AIM OF THE TASK: Your task is to repeat the entries underneath exactly, minus the pictures.

(Data tied to figure images)
%%
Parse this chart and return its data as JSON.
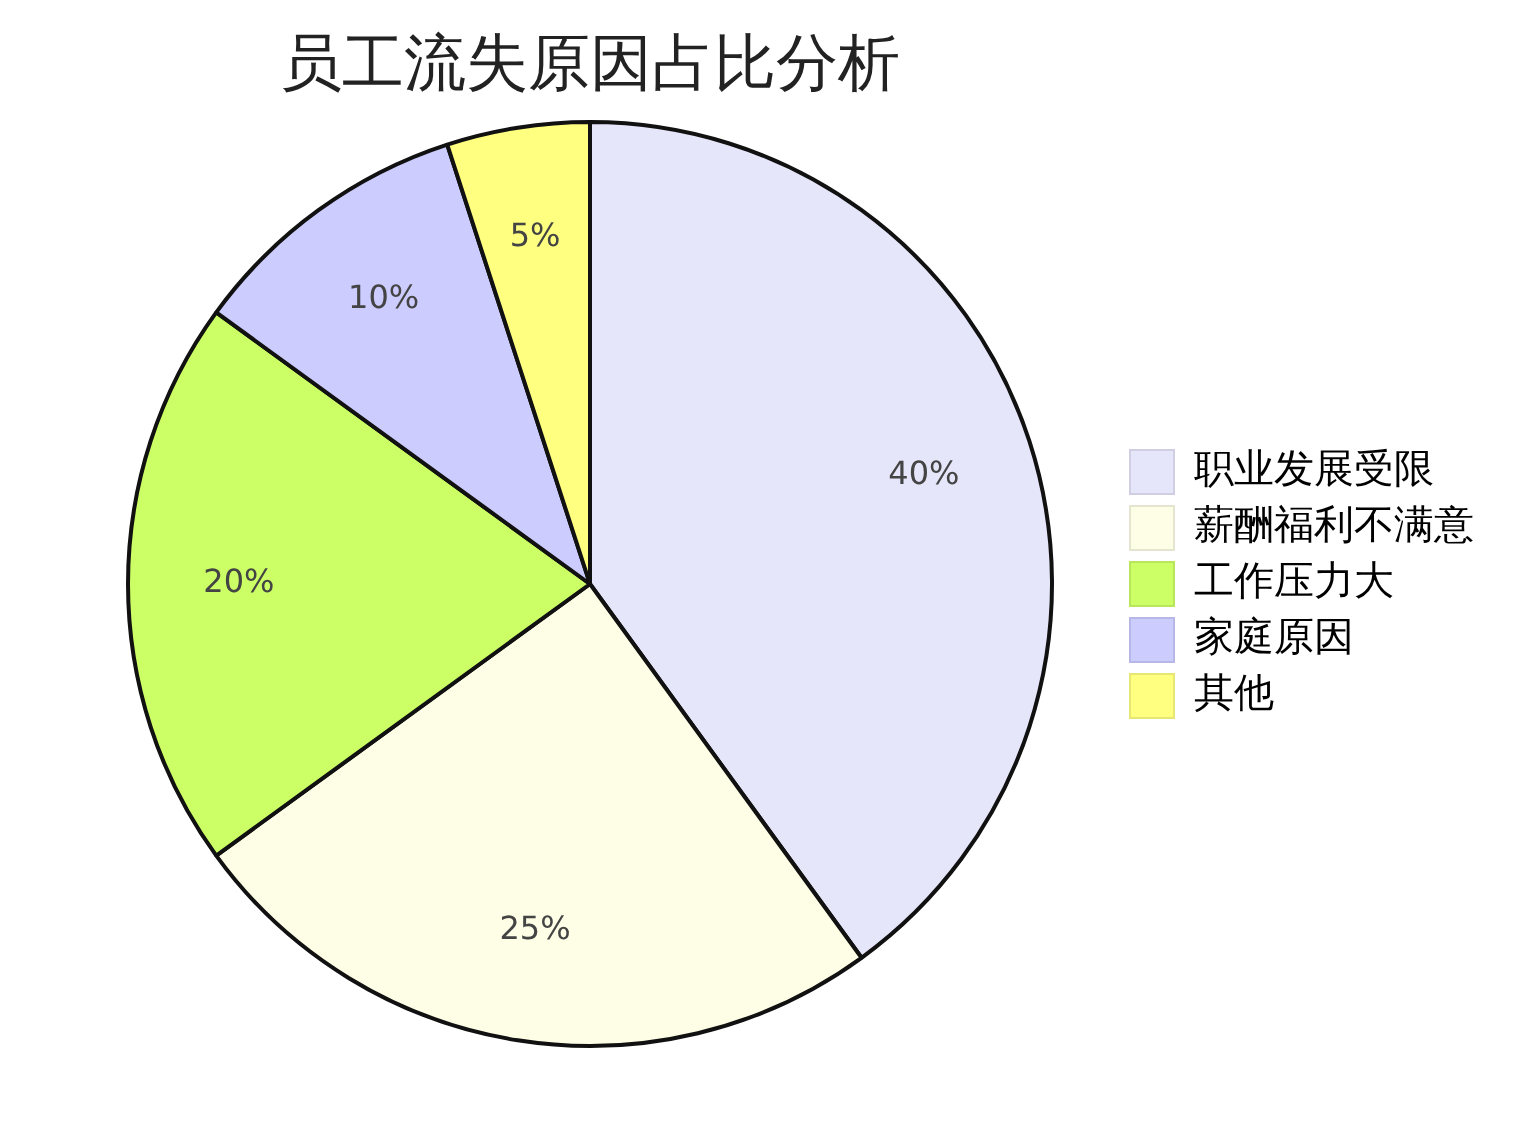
{
  "chart_data": {
    "type": "pie",
    "title": "员工流失原因占比分析",
    "categories": [
      "职业发展受限",
      "薪酬福利不满意",
      "工作压力大",
      "家庭原因",
      "其他"
    ],
    "values": [
      40,
      25,
      20,
      10,
      5
    ],
    "colors": [
      "#e6e6fa",
      "#fefee6",
      "#ccff66",
      "#ccccff",
      "#ffff80"
    ],
    "value_labels": [
      "40%",
      "25%",
      "20%",
      "10%",
      "5%"
    ],
    "legend": "right"
  }
}
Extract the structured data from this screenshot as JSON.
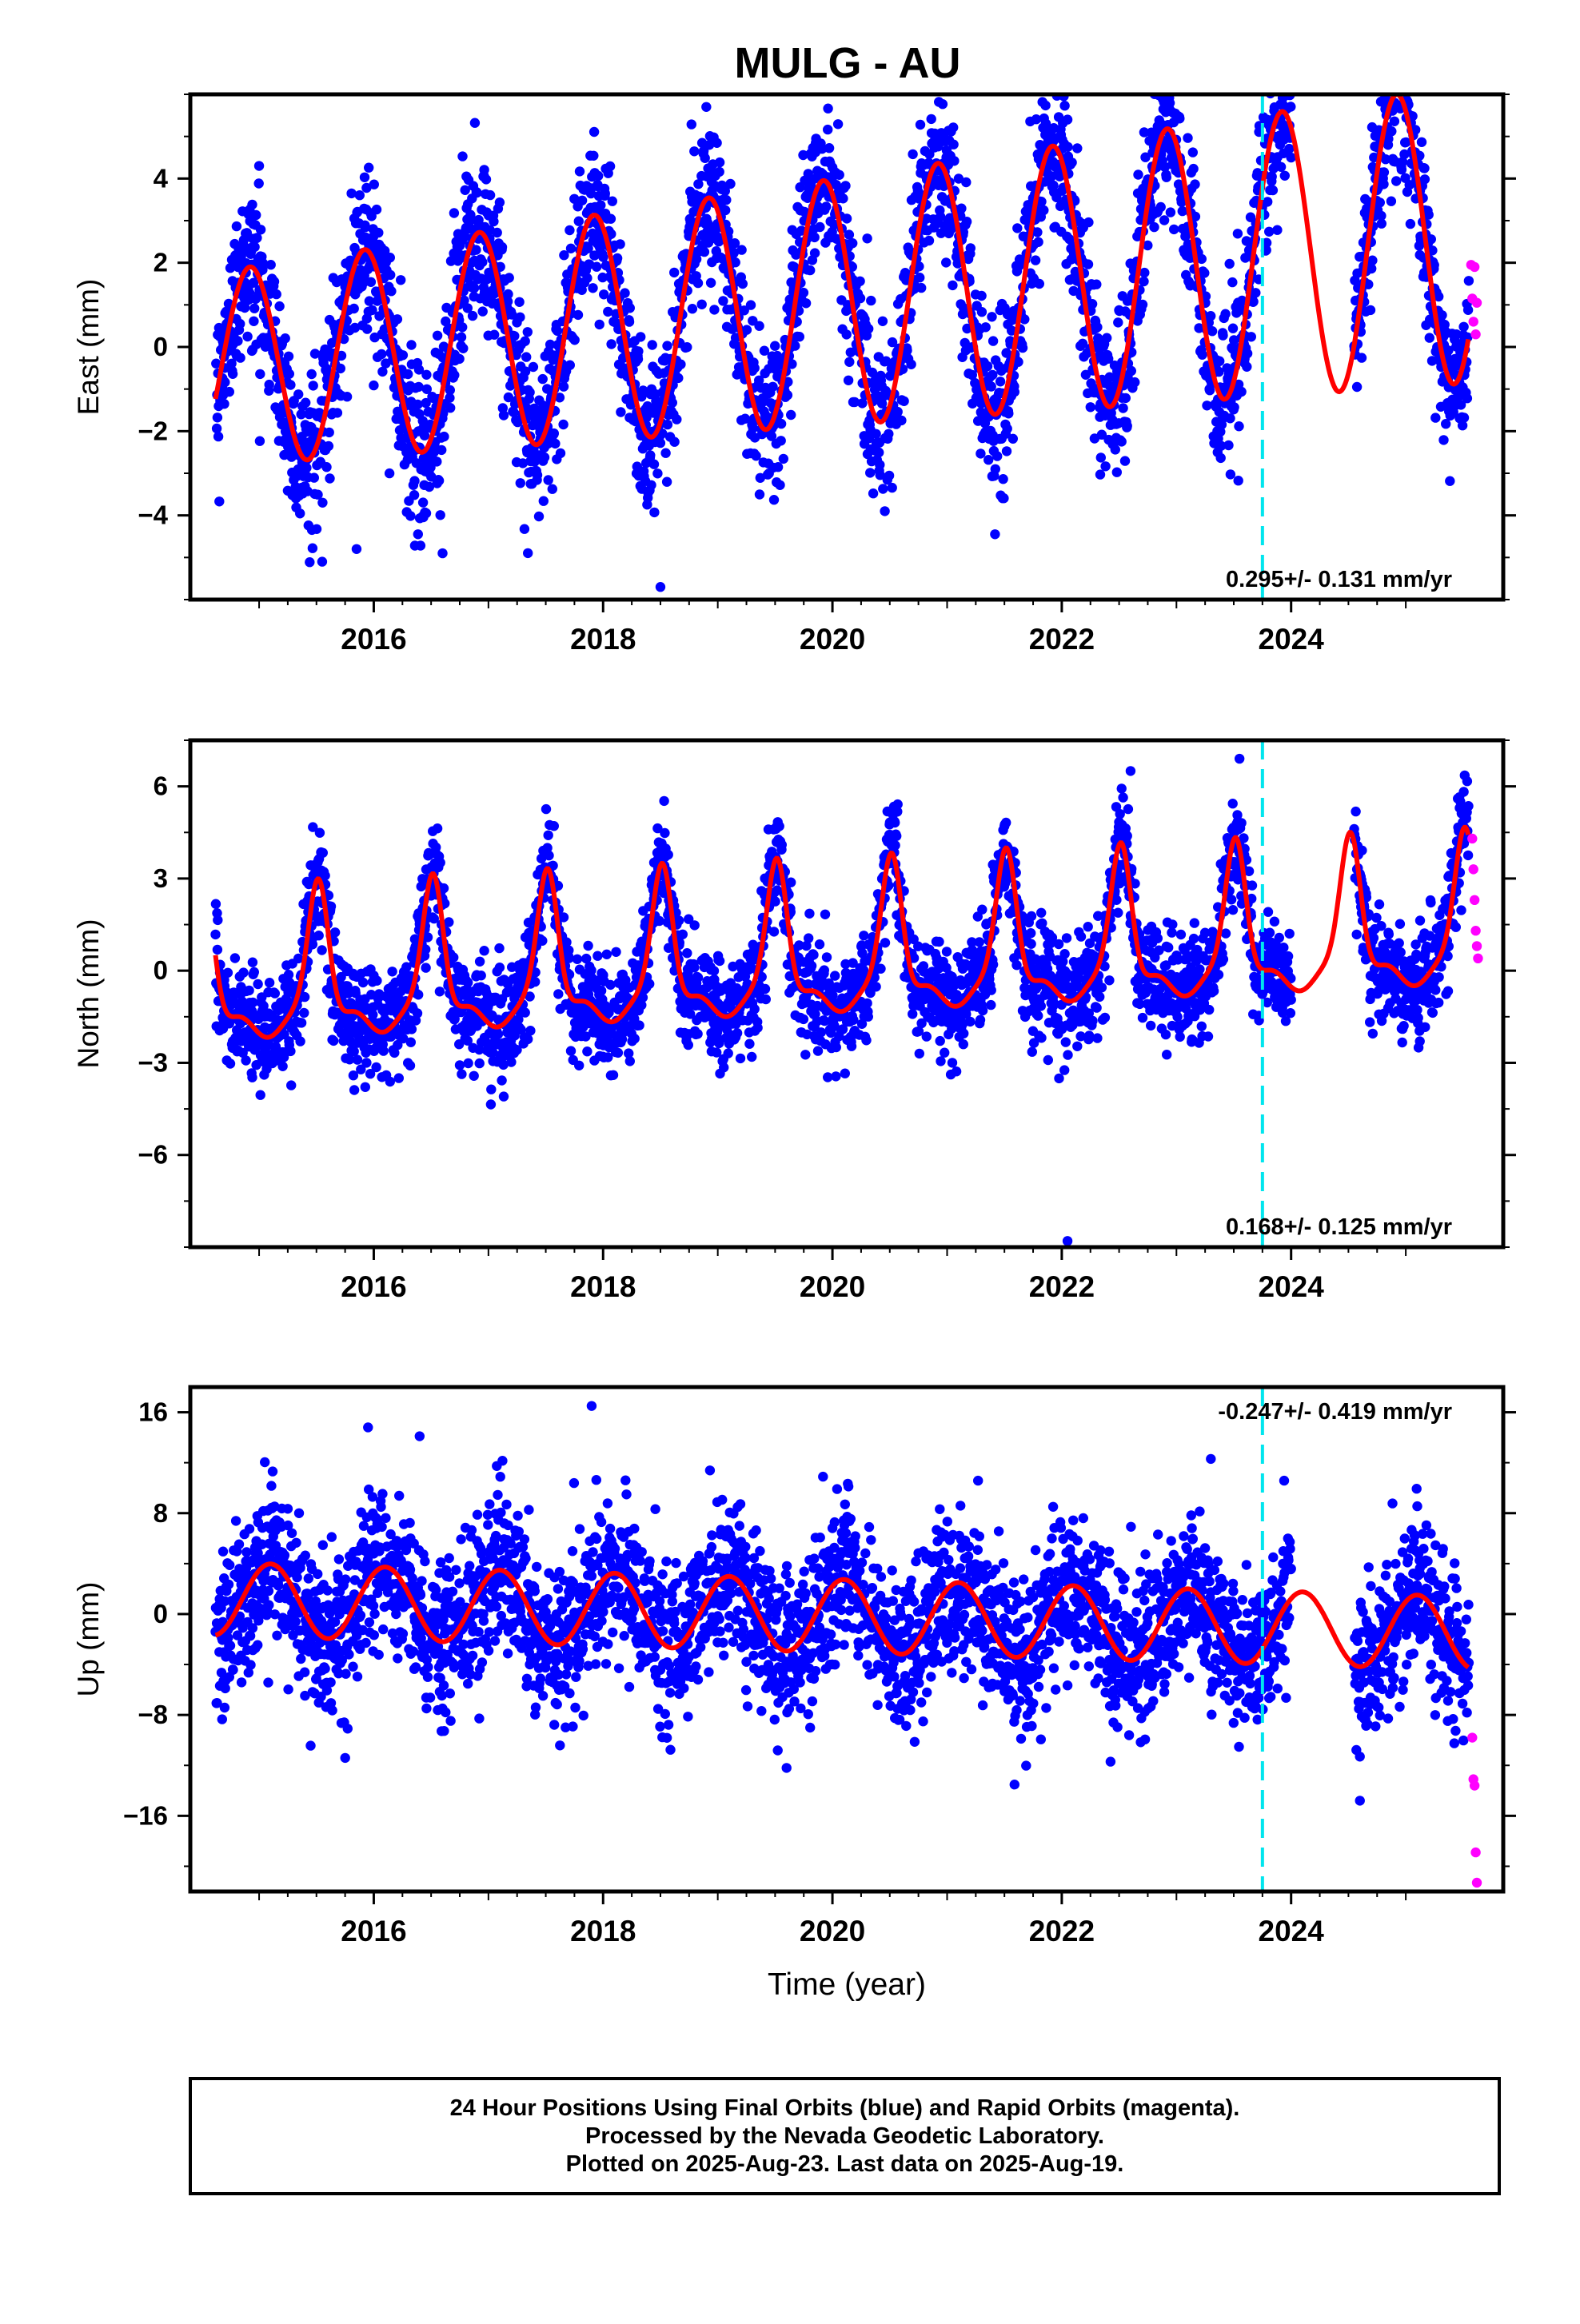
%%
FULL RESPONSE:
Parse this chart and return its data as JSON.
{
  "chart_data": {
    "type": "pie",
    "title": "员工流失原因占比分析",
    "categories": [
      "职业发展受限",
      "薪酬福利不满意",
      "工作压力大",
      "家庭原因",
      "其他"
    ],
    "values": [
      40,
      25,
      20,
      10,
      5
    ],
    "colors": [
      "#e6e6fa",
      "#fefee6",
      "#ccff66",
      "#ccccff",
      "#ffff80"
    ],
    "value_labels": [
      "40%",
      "25%",
      "20%",
      "10%",
      "5%"
    ],
    "legend": "right"
  }
}
Extract the structured data from this screenshot as JSON.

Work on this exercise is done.